• Exercise aim
Repeat each entry exactly and drop the pictures.

• Recorded data
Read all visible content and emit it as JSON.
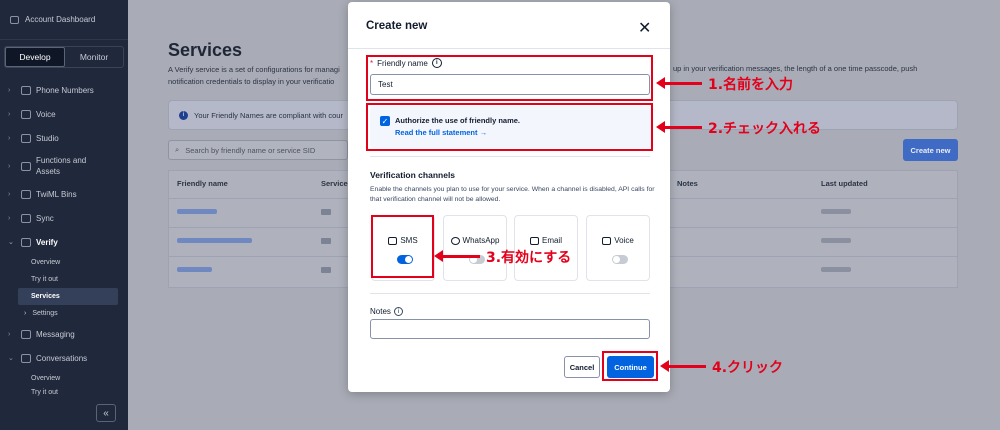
{
  "sidebar": {
    "top_link": "Account Dashboard",
    "tabs": [
      "Develop",
      "Monitor"
    ],
    "items": [
      {
        "label": "Phone Numbers"
      },
      {
        "label": "Voice"
      },
      {
        "label": "Studio"
      },
      {
        "label_line1": "Functions and",
        "label_line2": "Assets"
      },
      {
        "label": "TwiML Bins"
      },
      {
        "label": "Sync"
      },
      {
        "label": "Verify"
      },
      {
        "label": "Messaging"
      },
      {
        "label": "Conversations"
      }
    ],
    "verify_sub": [
      "Overview",
      "Try it out",
      "Services",
      "Settings"
    ],
    "conversations_sub": [
      "Overview",
      "Try it out"
    ],
    "collapse_icon": "«"
  },
  "main": {
    "title": "Services",
    "description_line1": "A Verify service is a set of configurations for managi",
    "description_line2": "notification credentials to display in your verificatio",
    "description_right": "up in your verification messages, the length of a one time passcode, push",
    "banner": "Your Friendly Names are compliant with cour",
    "search_placeholder": "Search by friendly name or service SID",
    "create_button": "Create new",
    "table_headers": [
      "Friendly name",
      "Service",
      "Notes",
      "Last updated"
    ]
  },
  "modal": {
    "title": "Create new",
    "close": "✕",
    "friendly_name_label": "Friendly name",
    "friendly_name_value": "Test",
    "authorize_text": "Authorize the use of friendly name.",
    "authorize_link": "Read the full statement →",
    "verification_title": "Verification channels",
    "verification_desc": "Enable the channels you plan to use for your service. When a channel is disabled, API calls for that verification channel will not be allowed.",
    "channels": [
      {
        "label": "SMS",
        "enabled": true
      },
      {
        "label": "WhatsApp",
        "enabled": false
      },
      {
        "label": "Email",
        "enabled": false
      },
      {
        "label": "Voice",
        "enabled": false
      }
    ],
    "notes_label": "Notes",
    "cancel_button": "Cancel",
    "continue_button": "Continue"
  },
  "annotations": {
    "step1": "1.名前を入力",
    "step2": "2.チェック入れる",
    "step3": "3.有効にする",
    "step4": "4.クリック",
    "color": "#e3001b"
  }
}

• Written solution
Read all visible content and emit it as JSON.
{
  "sidebar": {
    "top_link": "Account Dashboard",
    "tabs": [
      "Develop",
      "Monitor"
    ],
    "items": [
      {
        "label": "Phone Numbers"
      },
      {
        "label": "Voice"
      },
      {
        "label": "Studio"
      },
      {
        "label_line1": "Functions and",
        "label_line2": "Assets"
      },
      {
        "label": "TwiML Bins"
      },
      {
        "label": "Sync"
      },
      {
        "label": "Verify"
      },
      {
        "label": "Messaging"
      },
      {
        "label": "Conversations"
      }
    ],
    "verify_sub": [
      "Overview",
      "Try it out",
      "Services",
      "Settings"
    ],
    "conversations_sub": [
      "Overview",
      "Try it out"
    ],
    "collapse_icon": "«"
  },
  "main": {
    "title": "Services",
    "description_line1": "A Verify service is a set of configurations for managi",
    "description_line2": "notification credentials to display in your verificatio",
    "description_right": "up in your verification messages, the length of a one time passcode, push",
    "banner": "Your Friendly Names are compliant with cour",
    "search_placeholder": "Search by friendly name or service SID",
    "create_button": "Create new",
    "table_headers": [
      "Friendly name",
      "Service",
      "Notes",
      "Last updated"
    ]
  },
  "modal": {
    "title": "Create new",
    "close": "✕",
    "friendly_name_label": "Friendly name",
    "friendly_name_value": "Test",
    "authorize_text": "Authorize the use of friendly name.",
    "authorize_link": "Read the full statement →",
    "verification_title": "Verification channels",
    "verification_desc": "Enable the channels you plan to use for your service. When a channel is disabled, API calls for that verification channel will not be allowed.",
    "channels": [
      {
        "label": "SMS",
        "enabled": true
      },
      {
        "label": "WhatsApp",
        "enabled": false
      },
      {
        "label": "Email",
        "enabled": false
      },
      {
        "label": "Voice",
        "enabled": false
      }
    ],
    "notes_label": "Notes",
    "cancel_button": "Cancel",
    "continue_button": "Continue"
  },
  "annotations": {
    "step1": "1.名前を入力",
    "step2": "2.チェック入れる",
    "step3": "3.有効にする",
    "step4": "4.クリック",
    "color": "#e3001b"
  }
}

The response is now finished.